> **WORK TO DO**:
Extract every line of the data below and reproduce each one word for word, with no changes.

Element location data

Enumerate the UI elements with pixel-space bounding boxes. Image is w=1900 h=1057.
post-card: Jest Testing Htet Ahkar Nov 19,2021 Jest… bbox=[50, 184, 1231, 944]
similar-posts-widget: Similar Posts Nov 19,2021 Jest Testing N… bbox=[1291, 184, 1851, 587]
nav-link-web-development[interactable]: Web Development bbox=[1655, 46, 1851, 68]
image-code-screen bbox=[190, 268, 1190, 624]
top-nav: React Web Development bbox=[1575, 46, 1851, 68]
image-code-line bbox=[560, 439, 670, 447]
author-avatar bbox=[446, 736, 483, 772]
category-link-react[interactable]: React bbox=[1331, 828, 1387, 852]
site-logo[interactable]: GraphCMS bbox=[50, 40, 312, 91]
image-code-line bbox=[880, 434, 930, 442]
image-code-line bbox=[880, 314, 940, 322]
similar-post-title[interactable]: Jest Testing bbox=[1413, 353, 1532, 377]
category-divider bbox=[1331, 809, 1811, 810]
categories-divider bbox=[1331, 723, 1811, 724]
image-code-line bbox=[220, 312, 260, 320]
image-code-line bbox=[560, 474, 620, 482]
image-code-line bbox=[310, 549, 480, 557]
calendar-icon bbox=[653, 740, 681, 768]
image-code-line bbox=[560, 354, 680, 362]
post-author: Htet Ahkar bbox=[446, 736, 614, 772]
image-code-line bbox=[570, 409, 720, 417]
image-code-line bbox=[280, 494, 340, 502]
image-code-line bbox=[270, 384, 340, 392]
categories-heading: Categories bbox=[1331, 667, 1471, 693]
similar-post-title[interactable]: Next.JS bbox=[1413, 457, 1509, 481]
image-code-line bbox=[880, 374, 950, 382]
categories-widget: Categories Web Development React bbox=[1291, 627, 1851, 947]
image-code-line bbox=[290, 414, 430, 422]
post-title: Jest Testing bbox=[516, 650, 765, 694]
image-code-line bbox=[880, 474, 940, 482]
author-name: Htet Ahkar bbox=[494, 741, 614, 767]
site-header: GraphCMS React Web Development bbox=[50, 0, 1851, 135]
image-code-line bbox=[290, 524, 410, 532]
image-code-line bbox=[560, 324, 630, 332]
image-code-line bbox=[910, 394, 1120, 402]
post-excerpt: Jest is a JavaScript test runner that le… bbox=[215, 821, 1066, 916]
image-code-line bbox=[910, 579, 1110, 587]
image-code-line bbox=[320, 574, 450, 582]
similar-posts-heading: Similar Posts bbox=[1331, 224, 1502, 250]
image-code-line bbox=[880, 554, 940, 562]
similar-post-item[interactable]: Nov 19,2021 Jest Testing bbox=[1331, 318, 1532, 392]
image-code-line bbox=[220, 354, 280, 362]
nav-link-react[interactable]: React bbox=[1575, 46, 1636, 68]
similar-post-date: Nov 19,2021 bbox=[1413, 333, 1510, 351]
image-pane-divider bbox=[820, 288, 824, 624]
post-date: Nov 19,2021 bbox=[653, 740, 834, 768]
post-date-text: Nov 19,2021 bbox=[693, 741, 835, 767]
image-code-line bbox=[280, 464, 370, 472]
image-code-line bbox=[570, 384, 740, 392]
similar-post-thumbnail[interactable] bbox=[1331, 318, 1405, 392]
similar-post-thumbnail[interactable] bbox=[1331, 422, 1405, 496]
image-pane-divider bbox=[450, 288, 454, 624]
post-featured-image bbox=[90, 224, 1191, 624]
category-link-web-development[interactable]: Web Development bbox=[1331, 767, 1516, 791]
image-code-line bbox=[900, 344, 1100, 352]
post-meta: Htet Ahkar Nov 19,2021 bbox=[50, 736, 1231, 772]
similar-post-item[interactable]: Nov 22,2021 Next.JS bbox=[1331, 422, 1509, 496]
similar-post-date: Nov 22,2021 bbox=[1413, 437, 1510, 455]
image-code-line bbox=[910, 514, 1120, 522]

> **EXERCISE RESPONSE**:
Enumerate the UI elements with pixel-space bounding boxes. Image is w=1900 h=1057.
post-card: Jest Testing Htet Ahkar Nov 19,2021 Jest… bbox=[50, 184, 1231, 944]
similar-posts-widget: Similar Posts Nov 19,2021 Jest Testing N… bbox=[1291, 184, 1851, 587]
nav-link-web-development[interactable]: Web Development bbox=[1655, 46, 1851, 68]
image-code-screen bbox=[190, 268, 1190, 624]
top-nav: React Web Development bbox=[1575, 46, 1851, 68]
image-code-line bbox=[560, 439, 670, 447]
author-avatar bbox=[446, 736, 483, 772]
category-link-react[interactable]: React bbox=[1331, 828, 1387, 852]
site-logo[interactable]: GraphCMS bbox=[50, 40, 312, 91]
image-code-line bbox=[880, 434, 930, 442]
image-code-line bbox=[880, 314, 940, 322]
similar-post-title[interactable]: Jest Testing bbox=[1413, 353, 1532, 377]
category-divider bbox=[1331, 809, 1811, 810]
categories-divider bbox=[1331, 723, 1811, 724]
image-code-line bbox=[220, 312, 260, 320]
image-code-line bbox=[560, 474, 620, 482]
image-code-line bbox=[310, 549, 480, 557]
calendar-icon bbox=[653, 740, 681, 768]
image-code-line bbox=[560, 354, 680, 362]
post-author: Htet Ahkar bbox=[446, 736, 614, 772]
image-code-line bbox=[570, 409, 720, 417]
image-code-line bbox=[280, 494, 340, 502]
image-code-line bbox=[270, 384, 340, 392]
categories-heading: Categories bbox=[1331, 667, 1471, 693]
similar-post-title[interactable]: Next.JS bbox=[1413, 457, 1509, 481]
image-code-line bbox=[880, 374, 950, 382]
categories-widget: Categories Web Development React bbox=[1291, 627, 1851, 947]
image-code-line bbox=[290, 414, 430, 422]
post-title: Jest Testing bbox=[516, 650, 765, 694]
image-code-line bbox=[880, 474, 940, 482]
author-name: Htet Ahkar bbox=[494, 741, 614, 767]
site-header: GraphCMS React Web Development bbox=[50, 0, 1851, 135]
image-code-line bbox=[290, 524, 410, 532]
image-code-line bbox=[560, 324, 630, 332]
image-code-line bbox=[910, 394, 1120, 402]
post-excerpt: Jest is a JavaScript test runner that le… bbox=[215, 821, 1066, 916]
image-code-line bbox=[910, 579, 1110, 587]
image-code-line bbox=[320, 574, 450, 582]
similar-posts-heading: Similar Posts bbox=[1331, 224, 1502, 250]
image-code-line bbox=[880, 554, 940, 562]
similar-post-item[interactable]: Nov 19,2021 Jest Testing bbox=[1331, 318, 1532, 392]
image-code-line bbox=[220, 354, 280, 362]
nav-link-react[interactable]: React bbox=[1575, 46, 1636, 68]
similar-post-date: Nov 19,2021 bbox=[1413, 333, 1510, 351]
image-pane-divider bbox=[820, 288, 824, 624]
post-date: Nov 19,2021 bbox=[653, 740, 834, 768]
post-date-text: Nov 19,2021 bbox=[693, 741, 835, 767]
image-code-line bbox=[280, 464, 370, 472]
image-code-line bbox=[570, 384, 740, 392]
similar-post-thumbnail[interactable] bbox=[1331, 318, 1405, 392]
similar-post-thumbnail[interactable] bbox=[1331, 422, 1405, 496]
image-pane-divider bbox=[450, 288, 454, 624]
post-featured-image bbox=[90, 224, 1191, 624]
category-link-web-development[interactable]: Web Development bbox=[1331, 767, 1516, 791]
image-code-line bbox=[900, 344, 1100, 352]
post-meta: Htet Ahkar Nov 19,2021 bbox=[50, 736, 1231, 772]
similar-post-item[interactable]: Nov 22,2021 Next.JS bbox=[1331, 422, 1509, 496]
similar-post-date: Nov 22,2021 bbox=[1413, 437, 1510, 455]
image-code-line bbox=[910, 514, 1120, 522]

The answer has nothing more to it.